▶ **TASK REQUIREMENTS**:
Transcribe, word for word, the line containing "Transcribe the text in this document." and each line following it through the end of the listing below. Omit all other lines.

▶ **DATA LINES**:
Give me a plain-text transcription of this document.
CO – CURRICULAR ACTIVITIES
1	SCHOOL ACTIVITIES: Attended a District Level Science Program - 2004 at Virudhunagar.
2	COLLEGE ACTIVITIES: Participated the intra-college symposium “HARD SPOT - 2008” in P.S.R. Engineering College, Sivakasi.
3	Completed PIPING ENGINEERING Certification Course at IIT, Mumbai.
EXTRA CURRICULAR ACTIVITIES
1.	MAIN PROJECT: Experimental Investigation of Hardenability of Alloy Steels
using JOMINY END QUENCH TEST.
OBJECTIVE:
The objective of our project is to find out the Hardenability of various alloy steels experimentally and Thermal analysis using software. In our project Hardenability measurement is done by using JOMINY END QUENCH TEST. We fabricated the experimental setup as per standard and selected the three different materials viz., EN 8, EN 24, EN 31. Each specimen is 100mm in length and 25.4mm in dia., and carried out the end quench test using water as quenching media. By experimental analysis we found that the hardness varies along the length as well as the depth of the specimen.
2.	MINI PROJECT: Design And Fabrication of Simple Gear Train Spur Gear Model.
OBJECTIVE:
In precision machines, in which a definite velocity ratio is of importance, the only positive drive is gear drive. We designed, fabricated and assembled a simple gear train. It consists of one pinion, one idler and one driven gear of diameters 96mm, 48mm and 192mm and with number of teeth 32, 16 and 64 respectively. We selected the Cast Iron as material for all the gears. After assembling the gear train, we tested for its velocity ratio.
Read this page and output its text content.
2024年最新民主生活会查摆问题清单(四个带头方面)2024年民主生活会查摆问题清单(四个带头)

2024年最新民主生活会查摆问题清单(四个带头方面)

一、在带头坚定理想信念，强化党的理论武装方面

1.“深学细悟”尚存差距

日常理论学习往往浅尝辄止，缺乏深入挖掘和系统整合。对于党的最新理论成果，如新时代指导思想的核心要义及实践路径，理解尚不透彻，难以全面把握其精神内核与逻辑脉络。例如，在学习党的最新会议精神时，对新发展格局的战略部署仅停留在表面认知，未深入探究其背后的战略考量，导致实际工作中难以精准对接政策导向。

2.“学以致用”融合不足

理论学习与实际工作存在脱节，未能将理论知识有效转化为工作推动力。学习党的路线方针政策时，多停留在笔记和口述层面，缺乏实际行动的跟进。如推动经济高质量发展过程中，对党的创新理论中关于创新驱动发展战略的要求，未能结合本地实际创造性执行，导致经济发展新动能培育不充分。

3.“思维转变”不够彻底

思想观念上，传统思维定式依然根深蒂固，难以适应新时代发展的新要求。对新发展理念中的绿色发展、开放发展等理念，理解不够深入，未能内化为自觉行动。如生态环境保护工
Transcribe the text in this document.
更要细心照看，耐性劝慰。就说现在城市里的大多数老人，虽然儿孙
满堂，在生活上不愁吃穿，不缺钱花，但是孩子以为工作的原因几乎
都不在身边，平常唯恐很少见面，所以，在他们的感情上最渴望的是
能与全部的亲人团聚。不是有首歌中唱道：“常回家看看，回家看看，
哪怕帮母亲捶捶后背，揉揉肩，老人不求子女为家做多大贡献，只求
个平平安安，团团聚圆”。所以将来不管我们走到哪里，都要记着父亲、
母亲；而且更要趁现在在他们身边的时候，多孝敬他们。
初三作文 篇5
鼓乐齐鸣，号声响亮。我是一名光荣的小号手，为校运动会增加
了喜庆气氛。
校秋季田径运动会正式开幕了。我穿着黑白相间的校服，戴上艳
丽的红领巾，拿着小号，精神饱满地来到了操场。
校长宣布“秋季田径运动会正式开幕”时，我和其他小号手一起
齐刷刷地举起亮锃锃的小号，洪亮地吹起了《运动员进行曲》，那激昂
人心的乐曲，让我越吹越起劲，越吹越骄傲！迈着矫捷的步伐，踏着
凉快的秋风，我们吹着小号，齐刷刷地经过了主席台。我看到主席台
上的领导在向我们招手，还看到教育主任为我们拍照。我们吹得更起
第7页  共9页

▶ **FINAL RESULT**:
Transcribe the text in this document.
更要细心照看，耐性劝慰。就说现在城市里的大多数老人，虽然儿孙
满堂，在生活上不愁吃穿，不缺钱花，但是孩子以为工作的原因几乎
都不在身边，平常唯恐很少见面，所以，在他们的感情上最渴望的是
能与全部的亲人团聚。不是有首歌中唱道：“常回家看看，回家看看，
哪怕帮母亲捶捶后背，揉揉肩，老人不求子女为家做多大贡献，只求
个平平安安，团团聚圆”。所以将来不管我们走到哪里，都要记着父亲、
母亲；而且更要趁现在在他们身边的时候，多孝敬他们。
初三作文 篇5
鼓乐齐鸣，号声响亮。我是一名光荣的小号手，为校运动会增加
了喜庆气氛。
校秋季田径运动会正式开幕了。我穿着黑白相间的校服，戴上艳
丽的红领巾，拿着小号，精神饱满地来到了操场。
校长宣布“秋季田径运动会正式开幕”时，我和其他小号手一起
齐刷刷地举起亮锃锃的小号，洪亮地吹起了《运动员进行曲》，那激昂
人心的乐曲，让我越吹越起劲，越吹越骄傲！迈着矫捷的步伐，踏着
凉快的秋风，我们吹着小号，齐刷刷地经过了主席台。我看到主席台
上的领导在向我们招手，还看到教育主任为我们拍照。我们吹得更起
第7页  共9页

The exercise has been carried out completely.